**Required work:** Copy out the following data exactly as it appears, keeping every line unchanged.

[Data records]
━━━━━━━━━━━━━━━━━━━━
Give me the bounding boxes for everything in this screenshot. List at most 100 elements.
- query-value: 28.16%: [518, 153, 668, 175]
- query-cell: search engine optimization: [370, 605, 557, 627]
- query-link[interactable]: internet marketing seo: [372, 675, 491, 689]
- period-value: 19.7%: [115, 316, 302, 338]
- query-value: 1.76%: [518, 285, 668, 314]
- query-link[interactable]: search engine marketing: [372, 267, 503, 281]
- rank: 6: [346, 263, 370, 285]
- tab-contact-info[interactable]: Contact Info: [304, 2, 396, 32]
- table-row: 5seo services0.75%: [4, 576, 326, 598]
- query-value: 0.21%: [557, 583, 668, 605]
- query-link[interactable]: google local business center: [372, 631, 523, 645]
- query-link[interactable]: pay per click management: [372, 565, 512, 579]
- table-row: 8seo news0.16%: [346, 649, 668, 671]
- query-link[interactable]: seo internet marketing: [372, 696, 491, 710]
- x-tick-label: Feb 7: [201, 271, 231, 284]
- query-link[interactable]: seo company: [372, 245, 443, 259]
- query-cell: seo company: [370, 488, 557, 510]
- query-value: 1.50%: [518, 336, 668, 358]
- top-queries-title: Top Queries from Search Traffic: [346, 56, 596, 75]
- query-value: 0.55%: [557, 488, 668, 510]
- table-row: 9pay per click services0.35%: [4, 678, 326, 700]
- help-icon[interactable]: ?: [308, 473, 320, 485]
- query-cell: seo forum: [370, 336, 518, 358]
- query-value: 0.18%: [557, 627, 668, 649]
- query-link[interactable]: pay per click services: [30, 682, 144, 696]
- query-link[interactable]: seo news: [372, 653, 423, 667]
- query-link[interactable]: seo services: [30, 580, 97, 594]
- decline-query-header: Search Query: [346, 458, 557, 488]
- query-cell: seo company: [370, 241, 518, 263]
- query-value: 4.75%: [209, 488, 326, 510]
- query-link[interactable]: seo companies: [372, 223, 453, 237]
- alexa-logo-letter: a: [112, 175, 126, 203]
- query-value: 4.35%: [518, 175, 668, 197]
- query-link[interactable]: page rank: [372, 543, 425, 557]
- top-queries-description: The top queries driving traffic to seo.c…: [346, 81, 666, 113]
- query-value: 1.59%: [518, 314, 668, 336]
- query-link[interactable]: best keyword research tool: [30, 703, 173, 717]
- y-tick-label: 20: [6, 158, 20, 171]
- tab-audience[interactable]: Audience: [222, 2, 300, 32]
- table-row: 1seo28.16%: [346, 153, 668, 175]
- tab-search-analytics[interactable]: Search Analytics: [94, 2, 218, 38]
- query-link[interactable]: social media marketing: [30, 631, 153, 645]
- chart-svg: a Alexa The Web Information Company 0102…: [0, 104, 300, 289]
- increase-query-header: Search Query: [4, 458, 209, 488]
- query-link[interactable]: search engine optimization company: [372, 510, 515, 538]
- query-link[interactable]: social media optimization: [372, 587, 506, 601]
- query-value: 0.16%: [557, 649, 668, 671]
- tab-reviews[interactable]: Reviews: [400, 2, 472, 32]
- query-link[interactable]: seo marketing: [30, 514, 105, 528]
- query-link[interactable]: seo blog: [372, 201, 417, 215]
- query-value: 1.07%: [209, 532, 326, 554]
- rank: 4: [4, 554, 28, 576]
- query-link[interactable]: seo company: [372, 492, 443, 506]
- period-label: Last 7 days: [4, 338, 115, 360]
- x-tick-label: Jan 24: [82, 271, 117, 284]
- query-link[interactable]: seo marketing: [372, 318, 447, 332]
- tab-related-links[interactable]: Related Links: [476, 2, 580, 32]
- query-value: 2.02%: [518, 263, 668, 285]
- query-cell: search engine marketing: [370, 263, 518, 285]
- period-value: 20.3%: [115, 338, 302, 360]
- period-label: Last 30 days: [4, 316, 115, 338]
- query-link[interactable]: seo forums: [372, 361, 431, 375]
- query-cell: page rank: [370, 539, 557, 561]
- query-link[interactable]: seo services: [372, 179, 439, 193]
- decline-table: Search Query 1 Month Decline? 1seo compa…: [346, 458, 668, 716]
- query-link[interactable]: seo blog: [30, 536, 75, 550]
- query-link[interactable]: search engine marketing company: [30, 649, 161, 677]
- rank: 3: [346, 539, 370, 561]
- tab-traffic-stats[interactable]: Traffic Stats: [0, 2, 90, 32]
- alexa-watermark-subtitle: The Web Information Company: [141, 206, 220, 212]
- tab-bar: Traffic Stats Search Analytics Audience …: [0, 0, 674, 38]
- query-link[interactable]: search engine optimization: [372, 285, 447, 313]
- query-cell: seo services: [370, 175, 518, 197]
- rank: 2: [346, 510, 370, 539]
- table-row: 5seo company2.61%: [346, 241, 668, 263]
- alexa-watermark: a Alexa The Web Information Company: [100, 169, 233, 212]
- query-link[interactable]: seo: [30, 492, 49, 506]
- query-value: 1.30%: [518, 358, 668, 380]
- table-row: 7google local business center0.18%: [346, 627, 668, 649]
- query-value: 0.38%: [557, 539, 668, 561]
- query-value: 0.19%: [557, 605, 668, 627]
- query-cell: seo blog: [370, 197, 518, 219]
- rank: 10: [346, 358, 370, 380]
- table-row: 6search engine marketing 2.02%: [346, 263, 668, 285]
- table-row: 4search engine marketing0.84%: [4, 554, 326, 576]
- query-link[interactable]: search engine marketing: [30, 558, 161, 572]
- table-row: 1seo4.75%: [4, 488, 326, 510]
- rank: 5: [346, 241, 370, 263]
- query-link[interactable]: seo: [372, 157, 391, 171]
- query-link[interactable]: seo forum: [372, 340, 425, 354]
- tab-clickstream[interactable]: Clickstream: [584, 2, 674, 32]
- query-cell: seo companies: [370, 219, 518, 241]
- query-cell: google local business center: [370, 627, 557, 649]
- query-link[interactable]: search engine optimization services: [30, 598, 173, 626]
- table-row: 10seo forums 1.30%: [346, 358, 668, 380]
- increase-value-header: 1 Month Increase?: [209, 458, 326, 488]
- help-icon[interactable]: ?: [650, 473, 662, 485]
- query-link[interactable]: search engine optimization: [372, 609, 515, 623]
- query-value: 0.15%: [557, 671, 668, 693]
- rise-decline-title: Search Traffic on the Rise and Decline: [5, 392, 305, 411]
━━━━━━━━━━━━━━━━━━━━
**Result for this task:**
Give me the bounding boxes for everything in this screenshot. List at most 100 elements.
- query-value: 28.16%: [518, 153, 668, 175]
- query-cell: search engine optimization: [370, 605, 557, 627]
- query-link[interactable]: internet marketing seo: [372, 675, 491, 689]
- period-value: 19.7%: [115, 316, 302, 338]
- query-value: 1.76%: [518, 285, 668, 314]
- query-link[interactable]: search engine marketing: [372, 267, 503, 281]
- rank: 6: [346, 263, 370, 285]
- tab-contact-info[interactable]: Contact Info: [304, 2, 396, 32]
- table-row: 5seo services0.75%: [4, 576, 326, 598]
- query-value: 0.21%: [557, 583, 668, 605]
- query-link[interactable]: google local business center: [372, 631, 523, 645]
- query-link[interactable]: pay per click management: [372, 565, 512, 579]
- table-row: 8seo news0.16%: [346, 649, 668, 671]
- query-link[interactable]: seo internet marketing: [372, 696, 491, 710]
- x-tick-label: Feb 7: [201, 271, 231, 284]
- query-link[interactable]: seo company: [372, 245, 443, 259]
- query-cell: seo company: [370, 488, 557, 510]
- query-value: 1.50%: [518, 336, 668, 358]
- top-queries-title: Top Queries from Search Traffic: [346, 56, 596, 75]
- query-value: 0.55%: [557, 488, 668, 510]
- table-row: 9pay per click services0.35%: [4, 678, 326, 700]
- help-icon[interactable]: ?: [308, 473, 320, 485]
- query-cell: seo forum: [370, 336, 518, 358]
- query-value: 0.18%: [557, 627, 668, 649]
- query-link[interactable]: pay per click services: [30, 682, 144, 696]
- query-link[interactable]: seo news: [372, 653, 423, 667]
- query-link[interactable]: seo services: [30, 580, 97, 594]
- decline-query-header: Search Query: [346, 458, 557, 488]
- query-cell: seo company: [370, 241, 518, 263]
- query-value: 4.75%: [209, 488, 326, 510]
- query-link[interactable]: seo companies: [372, 223, 453, 237]
- alexa-logo-letter: a: [112, 175, 126, 203]
- query-value: 4.35%: [518, 175, 668, 197]
- query-link[interactable]: page rank: [372, 543, 425, 557]
- top-queries-description: The top queries driving traffic to seo.c…: [346, 81, 666, 113]
- query-value: 1.59%: [518, 314, 668, 336]
- query-link[interactable]: best keyword research tool: [30, 703, 173, 717]
- y-tick-label: 20: [6, 158, 20, 171]
- tab-audience[interactable]: Audience: [222, 2, 300, 32]
- table-row: 1seo28.16%: [346, 153, 668, 175]
- tab-search-analytics[interactable]: Search Analytics: [94, 2, 218, 38]
- query-link[interactable]: social media marketing: [30, 631, 153, 645]
- chart-svg: a Alexa The Web Information Company 0102…: [0, 104, 300, 289]
- increase-query-header: Search Query: [4, 458, 209, 488]
- query-link[interactable]: search engine optimization company: [372, 510, 515, 538]
- query-link[interactable]: social media optimization: [372, 587, 506, 601]
- query-value: 0.16%: [557, 649, 668, 671]
- tab-reviews[interactable]: Reviews: [400, 2, 472, 32]
- query-link[interactable]: seo marketing: [30, 514, 105, 528]
- query-link[interactable]: seo blog: [372, 201, 417, 215]
- query-value: 1.07%: [209, 532, 326, 554]
- rank: 4: [4, 554, 28, 576]
- query-link[interactable]: seo company: [372, 492, 443, 506]
- period-label: Last 7 days: [4, 338, 115, 360]
- x-tick-label: Jan 24: [82, 271, 117, 284]
- query-link[interactable]: seo marketing: [372, 318, 447, 332]
- tab-related-links[interactable]: Related Links: [476, 2, 580, 32]
- query-value: 2.02%: [518, 263, 668, 285]
- query-cell: search engine marketing: [370, 263, 518, 285]
- period-value: 20.3%: [115, 338, 302, 360]
- period-label: Last 30 days: [4, 316, 115, 338]
- query-link[interactable]: seo forums: [372, 361, 431, 375]
- query-cell: page rank: [370, 539, 557, 561]
- query-link[interactable]: seo services: [372, 179, 439, 193]
- decline-table: Search Query 1 Month Decline? 1seo compa…: [346, 458, 668, 716]
- query-link[interactable]: seo blog: [30, 536, 75, 550]
- query-link[interactable]: search engine marketing company: [30, 649, 161, 677]
- rank: 3: [346, 539, 370, 561]
- tab-traffic-stats[interactable]: Traffic Stats: [0, 2, 90, 32]
- alexa-watermark-subtitle: The Web Information Company: [141, 206, 220, 212]
- tab-bar: Traffic Stats Search Analytics Audience …: [0, 0, 674, 38]
- query-link[interactable]: search engine optimization: [372, 285, 447, 313]
- query-cell: seo services: [370, 175, 518, 197]
- rank: 2: [346, 510, 370, 539]
- table-row: 5seo company2.61%: [346, 241, 668, 263]
- alexa-watermark: a Alexa The Web Information Company: [100, 169, 233, 212]
- query-link[interactable]: seo: [30, 492, 49, 506]
- query-value: 1.30%: [518, 358, 668, 380]
- table-row: 7google local business center0.18%: [346, 627, 668, 649]
- query-value: 0.38%: [557, 539, 668, 561]
- query-value: 0.19%: [557, 605, 668, 627]
- query-cell: seo blog: [370, 197, 518, 219]
- rank: 10: [346, 358, 370, 380]
- table-row: 6search engine marketing 2.02%: [346, 263, 668, 285]
- table-row: 4search engine marketing0.84%: [4, 554, 326, 576]
- query-link[interactable]: search engine marketing: [30, 558, 161, 572]
- table-row: 1seo4.75%: [4, 488, 326, 510]
- rank: 5: [346, 241, 370, 263]
- query-link[interactable]: seo: [372, 157, 391, 171]
- query-link[interactable]: seo forum: [372, 340, 425, 354]
- tab-clickstream[interactable]: Clickstream: [584, 2, 674, 32]
- query-cell: seo companies: [370, 219, 518, 241]
- query-cell: google local business center: [370, 627, 557, 649]
- query-link[interactable]: search engine optimization services: [30, 598, 173, 626]
- table-row: 10seo forums 1.30%: [346, 358, 668, 380]
- increase-value-header: 1 Month Increase?: [209, 458, 326, 488]
- help-icon[interactable]: ?: [650, 473, 662, 485]
- query-link[interactable]: search engine optimization: [372, 609, 515, 623]
- query-value: 0.15%: [557, 671, 668, 693]
- rise-decline-title: Search Traffic on the Rise and Decline: [5, 392, 305, 411]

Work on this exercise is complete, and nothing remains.